Set task. Every line below should be repeated exactly.

Data provided.
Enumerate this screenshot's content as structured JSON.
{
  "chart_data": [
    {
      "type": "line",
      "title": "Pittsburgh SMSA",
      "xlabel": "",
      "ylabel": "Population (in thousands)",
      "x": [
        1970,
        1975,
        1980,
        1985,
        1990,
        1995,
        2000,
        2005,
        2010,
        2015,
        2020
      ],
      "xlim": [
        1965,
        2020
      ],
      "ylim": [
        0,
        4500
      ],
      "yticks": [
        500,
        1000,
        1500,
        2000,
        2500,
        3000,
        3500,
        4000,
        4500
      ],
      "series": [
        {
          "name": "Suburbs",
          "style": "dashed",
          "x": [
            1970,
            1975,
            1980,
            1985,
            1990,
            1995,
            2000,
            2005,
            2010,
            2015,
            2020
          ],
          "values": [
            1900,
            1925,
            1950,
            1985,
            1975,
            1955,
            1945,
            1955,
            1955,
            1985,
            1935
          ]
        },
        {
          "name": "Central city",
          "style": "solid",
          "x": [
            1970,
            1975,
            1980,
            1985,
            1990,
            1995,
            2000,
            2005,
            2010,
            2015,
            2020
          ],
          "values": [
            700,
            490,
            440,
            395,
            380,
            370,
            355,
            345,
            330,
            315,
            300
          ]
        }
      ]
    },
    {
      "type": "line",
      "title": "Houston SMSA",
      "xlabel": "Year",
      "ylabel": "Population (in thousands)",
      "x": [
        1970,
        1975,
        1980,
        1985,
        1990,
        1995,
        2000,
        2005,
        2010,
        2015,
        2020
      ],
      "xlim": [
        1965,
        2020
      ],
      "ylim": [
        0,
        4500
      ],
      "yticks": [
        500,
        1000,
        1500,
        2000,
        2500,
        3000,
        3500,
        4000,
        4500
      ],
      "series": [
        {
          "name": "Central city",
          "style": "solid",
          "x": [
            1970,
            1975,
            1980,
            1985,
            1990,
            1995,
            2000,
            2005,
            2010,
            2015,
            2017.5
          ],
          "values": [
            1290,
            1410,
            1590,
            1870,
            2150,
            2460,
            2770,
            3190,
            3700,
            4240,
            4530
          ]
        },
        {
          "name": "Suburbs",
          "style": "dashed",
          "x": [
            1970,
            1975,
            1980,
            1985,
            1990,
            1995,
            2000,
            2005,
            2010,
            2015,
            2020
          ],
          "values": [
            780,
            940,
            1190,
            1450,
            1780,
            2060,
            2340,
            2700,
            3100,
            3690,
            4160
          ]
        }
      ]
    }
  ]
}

Final answer.
Enumerate this screenshot's content as structured JSON.
{
  "chart_data": [
    {
      "type": "line",
      "title": "Pittsburgh SMSA",
      "xlabel": "",
      "ylabel": "Population (in thousands)",
      "x": [
        1970,
        1975,
        1980,
        1985,
        1990,
        1995,
        2000,
        2005,
        2010,
        2015,
        2020
      ],
      "xlim": [
        1965,
        2020
      ],
      "ylim": [
        0,
        4500
      ],
      "yticks": [
        500,
        1000,
        1500,
        2000,
        2500,
        3000,
        3500,
        4000,
        4500
      ],
      "series": [
        {
          "name": "Suburbs",
          "style": "dashed",
          "x": [
            1970,
            1975,
            1980,
            1985,
            1990,
            1995,
            2000,
            2005,
            2010,
            2015,
            2020
          ],
          "values": [
            1900,
            1925,
            1950,
            1985,
            1975,
            1955,
            1945,
            1955,
            1955,
            1985,
            1935
          ]
        },
        {
          "name": "Central city",
          "style": "solid",
          "x": [
            1970,
            1975,
            1980,
            1985,
            1990,
            1995,
            2000,
            2005,
            2010,
            2015,
            2020
          ],
          "values": [
            700,
            490,
            440,
            395,
            380,
            370,
            355,
            345,
            330,
            315,
            300
          ]
        }
      ]
    },
    {
      "type": "line",
      "title": "Houston SMSA",
      "xlabel": "Year",
      "ylabel": "Population (in thousands)",
      "x": [
        1970,
        1975,
        1980,
        1985,
        1990,
        1995,
        2000,
        2005,
        2010,
        2015,
        2020
      ],
      "xlim": [
        1965,
        2020
      ],
      "ylim": [
        0,
        4500
      ],
      "yticks": [
        500,
        1000,
        1500,
        2000,
        2500,
        3000,
        3500,
        4000,
        4500
      ],
      "series": [
        {
          "name": "Central city",
          "style": "solid",
          "x": [
            1970,
            1975,
            1980,
            1985,
            1990,
            1995,
            2000,
            2005,
            2010,
            2015,
            2017.5
          ],
          "values": [
            1290,
            1410,
            1590,
            1870,
            2150,
            2460,
            2770,
            3190,
            3700,
            4240,
            4530
          ]
        },
        {
          "name": "Suburbs",
          "style": "dashed",
          "x": [
            1970,
            1975,
            1980,
            1985,
            1990,
            1995,
            2000,
            2005,
            2010,
            2015,
            2020
          ],
          "values": [
            780,
            940,
            1190,
            1450,
            1780,
            2060,
            2340,
            2700,
            3100,
            3690,
            4160
          ]
        }
      ]
    }
  ]
}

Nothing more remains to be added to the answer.